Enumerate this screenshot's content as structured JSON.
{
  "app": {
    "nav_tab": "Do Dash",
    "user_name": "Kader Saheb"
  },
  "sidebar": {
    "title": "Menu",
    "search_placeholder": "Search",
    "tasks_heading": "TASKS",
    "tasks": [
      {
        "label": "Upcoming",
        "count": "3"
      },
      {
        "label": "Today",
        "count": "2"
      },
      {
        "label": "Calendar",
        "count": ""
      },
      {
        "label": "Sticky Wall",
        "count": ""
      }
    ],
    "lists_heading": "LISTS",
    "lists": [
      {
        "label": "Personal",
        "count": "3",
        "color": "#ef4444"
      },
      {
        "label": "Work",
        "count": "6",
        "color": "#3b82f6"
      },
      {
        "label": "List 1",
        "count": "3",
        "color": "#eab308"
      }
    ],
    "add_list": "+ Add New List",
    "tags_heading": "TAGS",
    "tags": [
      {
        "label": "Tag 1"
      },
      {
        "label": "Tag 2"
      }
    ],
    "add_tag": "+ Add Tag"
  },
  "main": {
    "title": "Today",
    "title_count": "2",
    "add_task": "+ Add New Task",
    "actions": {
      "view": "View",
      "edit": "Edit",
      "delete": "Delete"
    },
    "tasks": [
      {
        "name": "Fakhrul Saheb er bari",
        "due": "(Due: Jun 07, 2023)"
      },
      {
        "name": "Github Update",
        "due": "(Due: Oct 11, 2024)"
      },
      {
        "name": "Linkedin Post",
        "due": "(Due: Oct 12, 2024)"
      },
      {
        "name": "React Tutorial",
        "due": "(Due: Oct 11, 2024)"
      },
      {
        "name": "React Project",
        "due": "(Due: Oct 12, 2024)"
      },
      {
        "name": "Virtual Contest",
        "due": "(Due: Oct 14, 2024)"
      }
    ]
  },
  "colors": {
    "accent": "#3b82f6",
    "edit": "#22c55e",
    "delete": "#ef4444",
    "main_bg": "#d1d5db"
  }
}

## STATED PROBLEM
Without leaving anything out, quote all the data.

## REPLY
Enumerate this screenshot's content as structured JSON.
{
  "app": {
    "nav_tab": "Do Dash",
    "user_name": "Kader Saheb"
  },
  "sidebar": {
    "title": "Menu",
    "search_placeholder": "Search",
    "tasks_heading": "TASKS",
    "tasks": [
      {
        "label": "Upcoming",
        "count": "3"
      },
      {
        "label": "Today",
        "count": "2"
      },
      {
        "label": "Calendar",
        "count": ""
      },
      {
        "label": "Sticky Wall",
        "count": ""
      }
    ],
    "lists_heading": "LISTS",
    "lists": [
      {
        "label": "Personal",
        "count": "3",
        "color": "#ef4444"
      },
      {
        "label": "Work",
        "count": "6",
        "color": "#3b82f6"
      },
      {
        "label": "List 1",
        "count": "3",
        "color": "#eab308"
      }
    ],
    "add_list": "+ Add New List",
    "tags_heading": "TAGS",
    "tags": [
      {
        "label": "Tag 1"
      },
      {
        "label": "Tag 2"
      }
    ],
    "add_tag": "+ Add Tag"
  },
  "main": {
    "title": "Today",
    "title_count": "2",
    "add_task": "+ Add New Task",
    "actions": {
      "view": "View",
      "edit": "Edit",
      "delete": "Delete"
    },
    "tasks": [
      {
        "name": "Fakhrul Saheb er bari",
        "due": "(Due: Jun 07, 2023)"
      },
      {
        "name": "Github Update",
        "due": "(Due: Oct 11, 2024)"
      },
      {
        "name": "Linkedin Post",
        "due": "(Due: Oct 12, 2024)"
      },
      {
        "name": "React Tutorial",
        "due": "(Due: Oct 11, 2024)"
      },
      {
        "name": "React Project",
        "due": "(Due: Oct 12, 2024)"
      },
      {
        "name": "Virtual Contest",
        "due": "(Due: Oct 14, 2024)"
      }
    ]
  },
  "colors": {
    "accent": "#3b82f6",
    "edit": "#22c55e",
    "delete": "#ef4444",
    "main_bg": "#d1d5db"
  }
}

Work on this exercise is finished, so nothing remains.